• Your instructions: Go through the records below line by line, counting those that contain the word "worse"; answer with the count only.

• Data section:
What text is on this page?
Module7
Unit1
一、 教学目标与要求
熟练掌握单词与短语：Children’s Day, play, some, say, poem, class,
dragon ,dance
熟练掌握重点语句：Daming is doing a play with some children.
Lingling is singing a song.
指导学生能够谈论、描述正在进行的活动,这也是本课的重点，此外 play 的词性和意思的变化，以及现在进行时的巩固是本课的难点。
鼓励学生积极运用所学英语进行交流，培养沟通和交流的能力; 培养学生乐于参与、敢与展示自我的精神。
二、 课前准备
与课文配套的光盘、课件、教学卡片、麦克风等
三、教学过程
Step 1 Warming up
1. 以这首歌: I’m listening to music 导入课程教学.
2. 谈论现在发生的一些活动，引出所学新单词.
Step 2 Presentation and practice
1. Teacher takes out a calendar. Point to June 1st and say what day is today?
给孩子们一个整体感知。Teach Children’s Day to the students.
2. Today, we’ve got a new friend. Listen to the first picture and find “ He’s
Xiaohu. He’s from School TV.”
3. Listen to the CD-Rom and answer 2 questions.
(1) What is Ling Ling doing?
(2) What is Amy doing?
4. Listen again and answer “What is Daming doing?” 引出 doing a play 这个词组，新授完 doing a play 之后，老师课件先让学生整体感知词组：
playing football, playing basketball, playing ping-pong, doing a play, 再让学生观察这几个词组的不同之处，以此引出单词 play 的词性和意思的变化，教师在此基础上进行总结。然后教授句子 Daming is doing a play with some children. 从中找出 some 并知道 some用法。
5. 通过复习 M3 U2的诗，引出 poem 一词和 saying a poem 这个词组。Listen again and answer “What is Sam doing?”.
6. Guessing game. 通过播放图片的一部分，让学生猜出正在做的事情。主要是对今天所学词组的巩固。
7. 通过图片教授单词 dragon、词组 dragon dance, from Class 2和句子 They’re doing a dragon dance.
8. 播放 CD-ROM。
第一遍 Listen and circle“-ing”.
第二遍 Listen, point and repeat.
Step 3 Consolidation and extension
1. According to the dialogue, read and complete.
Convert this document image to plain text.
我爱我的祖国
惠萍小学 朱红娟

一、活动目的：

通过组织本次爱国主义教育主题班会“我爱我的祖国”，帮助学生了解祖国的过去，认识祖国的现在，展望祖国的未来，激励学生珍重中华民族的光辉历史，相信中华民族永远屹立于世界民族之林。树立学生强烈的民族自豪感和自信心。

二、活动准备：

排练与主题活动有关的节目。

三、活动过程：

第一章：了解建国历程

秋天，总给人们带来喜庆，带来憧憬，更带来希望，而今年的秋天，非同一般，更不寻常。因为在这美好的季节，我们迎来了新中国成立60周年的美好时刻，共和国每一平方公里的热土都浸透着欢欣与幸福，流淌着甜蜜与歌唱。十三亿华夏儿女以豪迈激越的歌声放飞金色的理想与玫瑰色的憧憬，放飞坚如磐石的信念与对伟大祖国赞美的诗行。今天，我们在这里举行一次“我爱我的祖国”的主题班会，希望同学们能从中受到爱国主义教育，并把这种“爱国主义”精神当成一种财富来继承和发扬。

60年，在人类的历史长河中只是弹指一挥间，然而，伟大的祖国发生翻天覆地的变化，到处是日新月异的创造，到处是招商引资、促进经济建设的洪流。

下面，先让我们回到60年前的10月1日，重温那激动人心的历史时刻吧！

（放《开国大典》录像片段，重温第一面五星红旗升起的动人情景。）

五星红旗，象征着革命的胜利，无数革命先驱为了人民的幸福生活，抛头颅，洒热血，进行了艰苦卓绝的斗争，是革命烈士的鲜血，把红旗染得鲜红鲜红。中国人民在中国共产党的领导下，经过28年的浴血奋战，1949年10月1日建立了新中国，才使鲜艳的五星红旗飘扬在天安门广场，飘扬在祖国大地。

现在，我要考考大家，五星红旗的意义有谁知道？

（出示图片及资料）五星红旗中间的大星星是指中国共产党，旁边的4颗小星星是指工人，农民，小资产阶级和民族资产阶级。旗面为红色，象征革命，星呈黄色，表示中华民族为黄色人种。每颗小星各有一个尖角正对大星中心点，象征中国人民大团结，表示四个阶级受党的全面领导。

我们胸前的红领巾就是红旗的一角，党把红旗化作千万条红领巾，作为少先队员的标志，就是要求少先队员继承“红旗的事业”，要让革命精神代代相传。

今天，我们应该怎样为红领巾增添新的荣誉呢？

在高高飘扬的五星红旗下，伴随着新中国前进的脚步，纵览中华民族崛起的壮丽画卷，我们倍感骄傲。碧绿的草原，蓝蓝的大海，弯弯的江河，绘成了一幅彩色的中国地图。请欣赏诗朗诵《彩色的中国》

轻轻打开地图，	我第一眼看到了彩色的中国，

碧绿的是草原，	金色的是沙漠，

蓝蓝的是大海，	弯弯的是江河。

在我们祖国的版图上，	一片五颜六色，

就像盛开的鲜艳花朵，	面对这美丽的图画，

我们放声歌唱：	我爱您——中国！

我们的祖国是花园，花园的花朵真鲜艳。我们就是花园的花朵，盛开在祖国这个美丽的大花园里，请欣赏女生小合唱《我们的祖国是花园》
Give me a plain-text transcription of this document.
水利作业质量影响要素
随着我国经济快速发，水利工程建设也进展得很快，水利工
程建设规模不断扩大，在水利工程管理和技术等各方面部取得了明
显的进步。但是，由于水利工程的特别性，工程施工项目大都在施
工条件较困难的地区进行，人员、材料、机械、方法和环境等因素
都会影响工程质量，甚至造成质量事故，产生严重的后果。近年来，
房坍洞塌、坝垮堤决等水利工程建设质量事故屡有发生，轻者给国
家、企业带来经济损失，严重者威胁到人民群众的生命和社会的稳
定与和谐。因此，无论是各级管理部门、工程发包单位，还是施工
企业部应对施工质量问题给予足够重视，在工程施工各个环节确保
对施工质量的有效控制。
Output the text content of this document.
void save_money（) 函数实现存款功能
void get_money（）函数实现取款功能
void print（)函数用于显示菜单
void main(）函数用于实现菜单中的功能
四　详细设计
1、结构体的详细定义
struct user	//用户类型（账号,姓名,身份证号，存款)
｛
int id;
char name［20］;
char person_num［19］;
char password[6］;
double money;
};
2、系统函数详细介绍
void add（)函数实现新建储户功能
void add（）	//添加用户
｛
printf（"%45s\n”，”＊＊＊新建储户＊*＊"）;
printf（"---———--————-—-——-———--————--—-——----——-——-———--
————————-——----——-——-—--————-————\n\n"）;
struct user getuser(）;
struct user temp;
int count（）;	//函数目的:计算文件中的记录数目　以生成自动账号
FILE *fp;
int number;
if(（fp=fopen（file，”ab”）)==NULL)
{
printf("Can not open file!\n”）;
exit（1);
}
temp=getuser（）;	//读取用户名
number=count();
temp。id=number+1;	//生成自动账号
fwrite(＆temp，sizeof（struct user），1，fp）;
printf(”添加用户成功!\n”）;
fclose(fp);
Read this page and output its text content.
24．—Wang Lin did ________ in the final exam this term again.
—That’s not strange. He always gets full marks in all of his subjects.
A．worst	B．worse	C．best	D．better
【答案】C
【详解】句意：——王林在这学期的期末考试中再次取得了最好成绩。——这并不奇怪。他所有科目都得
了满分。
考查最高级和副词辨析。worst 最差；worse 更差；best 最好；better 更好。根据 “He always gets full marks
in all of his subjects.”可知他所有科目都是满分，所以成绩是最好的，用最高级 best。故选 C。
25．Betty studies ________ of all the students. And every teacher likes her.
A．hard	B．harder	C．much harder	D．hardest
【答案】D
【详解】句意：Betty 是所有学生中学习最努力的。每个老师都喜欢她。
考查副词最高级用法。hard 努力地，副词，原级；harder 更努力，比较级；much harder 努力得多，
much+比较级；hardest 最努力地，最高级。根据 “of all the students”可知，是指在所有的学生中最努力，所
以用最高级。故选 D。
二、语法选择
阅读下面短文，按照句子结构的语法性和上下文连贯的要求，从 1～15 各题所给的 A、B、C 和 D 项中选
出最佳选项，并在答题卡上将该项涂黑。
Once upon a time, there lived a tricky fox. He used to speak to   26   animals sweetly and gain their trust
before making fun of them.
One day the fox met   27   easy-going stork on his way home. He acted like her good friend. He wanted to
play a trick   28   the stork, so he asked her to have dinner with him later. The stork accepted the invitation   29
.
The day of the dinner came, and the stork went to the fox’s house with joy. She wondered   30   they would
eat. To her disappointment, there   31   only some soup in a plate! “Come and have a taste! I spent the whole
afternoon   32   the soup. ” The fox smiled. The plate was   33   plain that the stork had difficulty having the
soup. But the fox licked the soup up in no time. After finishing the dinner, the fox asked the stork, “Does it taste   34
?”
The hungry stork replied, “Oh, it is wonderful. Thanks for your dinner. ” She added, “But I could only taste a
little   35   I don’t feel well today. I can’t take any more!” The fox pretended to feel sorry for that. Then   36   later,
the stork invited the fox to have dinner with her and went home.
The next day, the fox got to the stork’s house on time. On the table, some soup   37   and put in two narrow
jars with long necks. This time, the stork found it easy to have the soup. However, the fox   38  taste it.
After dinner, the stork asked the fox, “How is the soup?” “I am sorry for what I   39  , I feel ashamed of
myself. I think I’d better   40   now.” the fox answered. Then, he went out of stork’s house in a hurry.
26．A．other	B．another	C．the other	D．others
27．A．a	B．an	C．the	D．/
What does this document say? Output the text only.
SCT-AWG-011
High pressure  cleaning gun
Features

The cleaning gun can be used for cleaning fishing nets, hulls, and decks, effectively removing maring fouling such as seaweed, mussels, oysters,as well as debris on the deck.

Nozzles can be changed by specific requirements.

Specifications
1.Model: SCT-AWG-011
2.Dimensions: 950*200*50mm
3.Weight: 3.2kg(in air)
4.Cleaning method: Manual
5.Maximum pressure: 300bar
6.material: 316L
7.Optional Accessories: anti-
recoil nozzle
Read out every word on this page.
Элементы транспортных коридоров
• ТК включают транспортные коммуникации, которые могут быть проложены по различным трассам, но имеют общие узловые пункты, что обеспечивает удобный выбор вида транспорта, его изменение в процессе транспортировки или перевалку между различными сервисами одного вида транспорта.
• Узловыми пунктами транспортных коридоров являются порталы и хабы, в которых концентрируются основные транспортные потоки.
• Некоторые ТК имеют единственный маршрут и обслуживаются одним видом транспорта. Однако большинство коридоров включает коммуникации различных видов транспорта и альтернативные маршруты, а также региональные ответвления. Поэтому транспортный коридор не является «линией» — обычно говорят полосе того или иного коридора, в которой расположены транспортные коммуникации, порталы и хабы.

• Task output: 2